Aim of the exercise:
Repeat all the material exactly; pictures stay out of your copy.

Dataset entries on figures
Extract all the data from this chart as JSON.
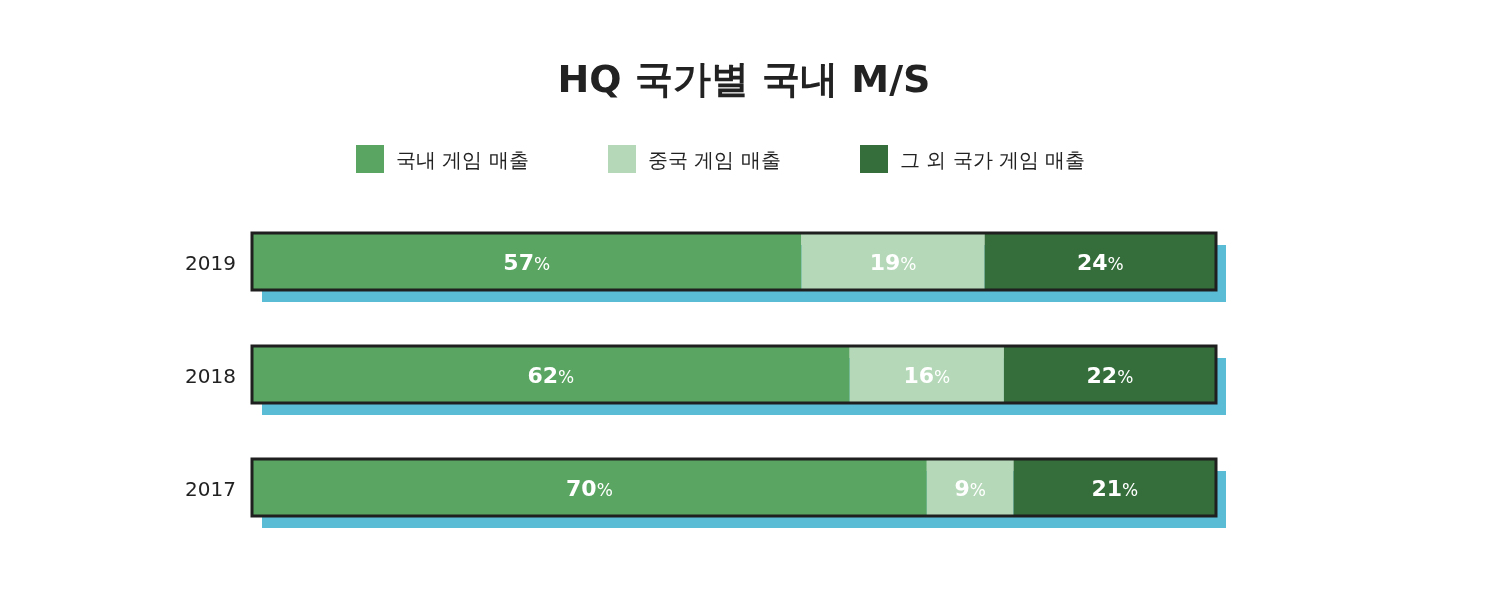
{
  "chart_data": {
    "type": "bar",
    "orientation": "horizontal",
    "stacked": true,
    "title": "HQ 국가별 국내 M/S",
    "categories": [
      "2019",
      "2018",
      "2017"
    ],
    "series": [
      {
        "name": "국내 게임 매출",
        "color": "#5aa562",
        "values": [
          57,
          62,
          70
        ],
        "value_labels": [
          "57%",
          "62%",
          "70%"
        ]
      },
      {
        "name": "중국 게임 매출",
        "color": "#b5d9b8",
        "values": [
          19,
          16,
          9
        ],
        "value_labels": [
          "19%",
          "16%",
          "9%"
        ]
      },
      {
        "name": "그 외 국가 게임 매출",
        "color": "#356e3b",
        "values": [
          24,
          22,
          21
        ],
        "value_labels": [
          "24%",
          "22%",
          "21%"
        ]
      }
    ],
    "legend": "top",
    "tick_labels": "y"
  }
}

Written response:
Extract all the data from this chart as JSON.
{
  "chart_data": {
    "type": "bar",
    "orientation": "horizontal",
    "stacked": true,
    "title": "HQ 국가별 국내 M/S",
    "categories": [
      "2019",
      "2018",
      "2017"
    ],
    "series": [
      {
        "name": "국내 게임 매출",
        "color": "#5aa562",
        "values": [
          57,
          62,
          70
        ],
        "value_labels": [
          "57%",
          "62%",
          "70%"
        ]
      },
      {
        "name": "중국 게임 매출",
        "color": "#b5d9b8",
        "values": [
          19,
          16,
          9
        ],
        "value_labels": [
          "19%",
          "16%",
          "9%"
        ]
      },
      {
        "name": "그 외 국가 게임 매출",
        "color": "#356e3b",
        "values": [
          24,
          22,
          21
        ],
        "value_labels": [
          "24%",
          "22%",
          "21%"
        ]
      }
    ],
    "legend": "top",
    "tick_labels": "y"
  }
}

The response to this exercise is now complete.